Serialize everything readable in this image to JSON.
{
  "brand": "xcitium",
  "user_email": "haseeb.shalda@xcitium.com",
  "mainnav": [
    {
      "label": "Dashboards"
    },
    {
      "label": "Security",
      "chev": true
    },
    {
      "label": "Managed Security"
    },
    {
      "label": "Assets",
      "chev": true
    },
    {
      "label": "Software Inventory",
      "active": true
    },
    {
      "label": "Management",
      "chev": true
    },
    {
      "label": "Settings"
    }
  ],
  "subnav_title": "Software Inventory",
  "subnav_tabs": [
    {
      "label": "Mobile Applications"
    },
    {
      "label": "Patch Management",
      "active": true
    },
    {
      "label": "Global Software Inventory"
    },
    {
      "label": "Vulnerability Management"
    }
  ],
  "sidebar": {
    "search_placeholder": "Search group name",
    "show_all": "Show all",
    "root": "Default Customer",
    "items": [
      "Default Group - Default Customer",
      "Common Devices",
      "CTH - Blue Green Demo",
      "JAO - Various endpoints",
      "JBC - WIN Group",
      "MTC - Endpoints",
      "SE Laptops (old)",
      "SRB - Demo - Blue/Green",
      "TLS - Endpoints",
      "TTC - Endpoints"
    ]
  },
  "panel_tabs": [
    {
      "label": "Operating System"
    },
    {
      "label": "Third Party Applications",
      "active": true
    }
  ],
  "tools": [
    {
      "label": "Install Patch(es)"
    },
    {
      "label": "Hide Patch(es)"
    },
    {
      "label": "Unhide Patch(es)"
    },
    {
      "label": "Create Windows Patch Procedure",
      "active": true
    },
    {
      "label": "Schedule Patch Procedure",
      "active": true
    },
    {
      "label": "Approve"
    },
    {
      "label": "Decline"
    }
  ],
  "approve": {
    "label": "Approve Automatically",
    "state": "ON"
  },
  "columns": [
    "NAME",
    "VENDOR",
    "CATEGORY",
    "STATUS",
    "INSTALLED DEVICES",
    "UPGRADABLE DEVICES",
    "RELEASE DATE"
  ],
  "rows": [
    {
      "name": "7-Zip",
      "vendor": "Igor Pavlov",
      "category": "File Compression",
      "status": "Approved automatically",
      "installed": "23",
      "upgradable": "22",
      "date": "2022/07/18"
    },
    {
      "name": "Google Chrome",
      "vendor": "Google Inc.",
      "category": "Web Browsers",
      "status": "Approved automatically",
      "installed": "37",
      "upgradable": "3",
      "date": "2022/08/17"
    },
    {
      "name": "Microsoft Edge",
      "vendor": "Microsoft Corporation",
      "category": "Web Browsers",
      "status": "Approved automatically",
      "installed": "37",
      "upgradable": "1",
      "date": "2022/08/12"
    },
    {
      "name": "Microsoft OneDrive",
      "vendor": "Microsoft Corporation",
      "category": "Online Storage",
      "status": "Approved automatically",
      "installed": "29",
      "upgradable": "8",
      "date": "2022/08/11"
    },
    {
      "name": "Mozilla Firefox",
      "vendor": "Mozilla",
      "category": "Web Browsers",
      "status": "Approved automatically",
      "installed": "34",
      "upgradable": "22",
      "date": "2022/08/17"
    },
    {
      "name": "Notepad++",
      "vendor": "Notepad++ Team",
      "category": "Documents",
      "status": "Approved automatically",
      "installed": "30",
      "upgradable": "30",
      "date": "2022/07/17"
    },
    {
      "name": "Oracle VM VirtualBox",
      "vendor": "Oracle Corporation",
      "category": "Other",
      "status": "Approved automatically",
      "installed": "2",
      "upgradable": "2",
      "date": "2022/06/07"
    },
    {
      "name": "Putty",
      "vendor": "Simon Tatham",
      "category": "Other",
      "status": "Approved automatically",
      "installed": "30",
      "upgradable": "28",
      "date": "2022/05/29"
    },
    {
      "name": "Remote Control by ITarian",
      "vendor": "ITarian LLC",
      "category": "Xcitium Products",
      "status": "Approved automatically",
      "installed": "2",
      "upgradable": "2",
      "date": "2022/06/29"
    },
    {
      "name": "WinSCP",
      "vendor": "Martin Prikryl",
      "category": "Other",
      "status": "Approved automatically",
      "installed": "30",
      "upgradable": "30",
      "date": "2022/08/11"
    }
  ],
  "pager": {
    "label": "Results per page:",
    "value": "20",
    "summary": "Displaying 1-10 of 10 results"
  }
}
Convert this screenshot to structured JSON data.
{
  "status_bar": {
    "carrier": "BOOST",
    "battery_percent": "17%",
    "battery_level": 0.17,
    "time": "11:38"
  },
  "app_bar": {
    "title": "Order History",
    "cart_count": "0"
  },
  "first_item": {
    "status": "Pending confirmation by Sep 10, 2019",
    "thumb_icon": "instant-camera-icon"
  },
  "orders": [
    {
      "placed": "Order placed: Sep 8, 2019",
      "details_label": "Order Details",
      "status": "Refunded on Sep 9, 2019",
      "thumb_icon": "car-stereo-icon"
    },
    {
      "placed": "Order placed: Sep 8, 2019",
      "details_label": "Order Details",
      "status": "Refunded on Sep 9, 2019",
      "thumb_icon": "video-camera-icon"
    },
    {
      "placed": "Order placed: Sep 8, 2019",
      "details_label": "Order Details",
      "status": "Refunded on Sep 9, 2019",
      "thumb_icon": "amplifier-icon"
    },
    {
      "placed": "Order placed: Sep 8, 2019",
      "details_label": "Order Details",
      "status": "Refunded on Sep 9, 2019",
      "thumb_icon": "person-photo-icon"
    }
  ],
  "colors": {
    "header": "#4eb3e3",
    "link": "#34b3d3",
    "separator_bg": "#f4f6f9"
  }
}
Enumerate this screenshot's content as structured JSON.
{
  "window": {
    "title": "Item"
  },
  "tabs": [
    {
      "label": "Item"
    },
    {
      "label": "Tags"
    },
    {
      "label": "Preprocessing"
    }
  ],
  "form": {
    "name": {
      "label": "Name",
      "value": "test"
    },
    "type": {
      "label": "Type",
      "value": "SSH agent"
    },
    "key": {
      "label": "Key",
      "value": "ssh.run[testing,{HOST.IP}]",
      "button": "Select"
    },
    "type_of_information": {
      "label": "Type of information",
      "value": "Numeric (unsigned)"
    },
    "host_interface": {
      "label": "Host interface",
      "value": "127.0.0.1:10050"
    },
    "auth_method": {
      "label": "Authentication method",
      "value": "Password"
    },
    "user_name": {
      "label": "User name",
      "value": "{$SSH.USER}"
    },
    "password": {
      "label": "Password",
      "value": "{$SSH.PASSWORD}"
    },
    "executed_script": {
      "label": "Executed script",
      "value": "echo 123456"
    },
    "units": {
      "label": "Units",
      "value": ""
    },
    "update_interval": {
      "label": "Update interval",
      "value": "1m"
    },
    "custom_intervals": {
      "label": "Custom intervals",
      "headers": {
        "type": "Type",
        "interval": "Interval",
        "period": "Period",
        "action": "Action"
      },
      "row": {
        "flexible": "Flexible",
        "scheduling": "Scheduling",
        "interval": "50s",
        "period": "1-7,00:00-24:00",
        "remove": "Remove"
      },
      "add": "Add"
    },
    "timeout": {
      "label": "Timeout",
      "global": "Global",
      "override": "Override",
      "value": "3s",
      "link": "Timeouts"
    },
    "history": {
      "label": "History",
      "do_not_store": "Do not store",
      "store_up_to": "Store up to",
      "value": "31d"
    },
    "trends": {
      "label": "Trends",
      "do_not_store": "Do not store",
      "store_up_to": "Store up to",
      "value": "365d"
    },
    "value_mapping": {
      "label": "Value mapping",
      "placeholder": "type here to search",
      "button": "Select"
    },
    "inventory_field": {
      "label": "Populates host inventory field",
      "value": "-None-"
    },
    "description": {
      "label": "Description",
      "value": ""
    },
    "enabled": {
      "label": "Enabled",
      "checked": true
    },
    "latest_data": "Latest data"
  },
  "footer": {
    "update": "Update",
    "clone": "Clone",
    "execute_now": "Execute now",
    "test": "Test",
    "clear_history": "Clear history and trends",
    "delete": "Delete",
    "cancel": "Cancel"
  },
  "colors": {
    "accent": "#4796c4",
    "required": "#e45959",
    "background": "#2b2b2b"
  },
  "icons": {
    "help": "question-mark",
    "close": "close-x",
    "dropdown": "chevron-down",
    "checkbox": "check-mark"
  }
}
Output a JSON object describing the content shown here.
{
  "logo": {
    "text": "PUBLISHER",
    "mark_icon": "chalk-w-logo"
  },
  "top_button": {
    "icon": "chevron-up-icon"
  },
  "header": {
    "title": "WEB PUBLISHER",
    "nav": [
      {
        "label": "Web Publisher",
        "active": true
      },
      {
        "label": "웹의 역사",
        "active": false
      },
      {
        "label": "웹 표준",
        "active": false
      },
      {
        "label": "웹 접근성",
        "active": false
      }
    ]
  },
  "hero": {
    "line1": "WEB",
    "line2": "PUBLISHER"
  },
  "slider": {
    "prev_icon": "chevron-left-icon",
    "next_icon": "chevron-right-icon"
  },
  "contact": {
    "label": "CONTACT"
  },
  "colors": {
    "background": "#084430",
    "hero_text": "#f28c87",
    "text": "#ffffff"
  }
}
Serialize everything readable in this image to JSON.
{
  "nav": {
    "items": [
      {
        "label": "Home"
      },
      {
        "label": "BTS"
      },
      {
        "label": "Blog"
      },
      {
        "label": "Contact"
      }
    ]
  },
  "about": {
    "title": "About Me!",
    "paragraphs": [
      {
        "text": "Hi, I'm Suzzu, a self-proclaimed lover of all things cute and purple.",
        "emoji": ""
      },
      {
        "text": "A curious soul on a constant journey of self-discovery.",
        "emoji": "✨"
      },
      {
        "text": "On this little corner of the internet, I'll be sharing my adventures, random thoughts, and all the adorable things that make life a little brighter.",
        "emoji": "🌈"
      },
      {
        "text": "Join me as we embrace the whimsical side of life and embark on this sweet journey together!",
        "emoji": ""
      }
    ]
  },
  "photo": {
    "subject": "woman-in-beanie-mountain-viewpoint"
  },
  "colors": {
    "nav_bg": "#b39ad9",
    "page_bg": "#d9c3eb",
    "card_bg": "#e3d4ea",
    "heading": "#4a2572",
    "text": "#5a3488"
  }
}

########

### [WHAT THE TASK REQUIRES]
Report how many lines in these entries contain "Google". Answer with the number only.

### [ANSWER TO THE PROBLEM]
2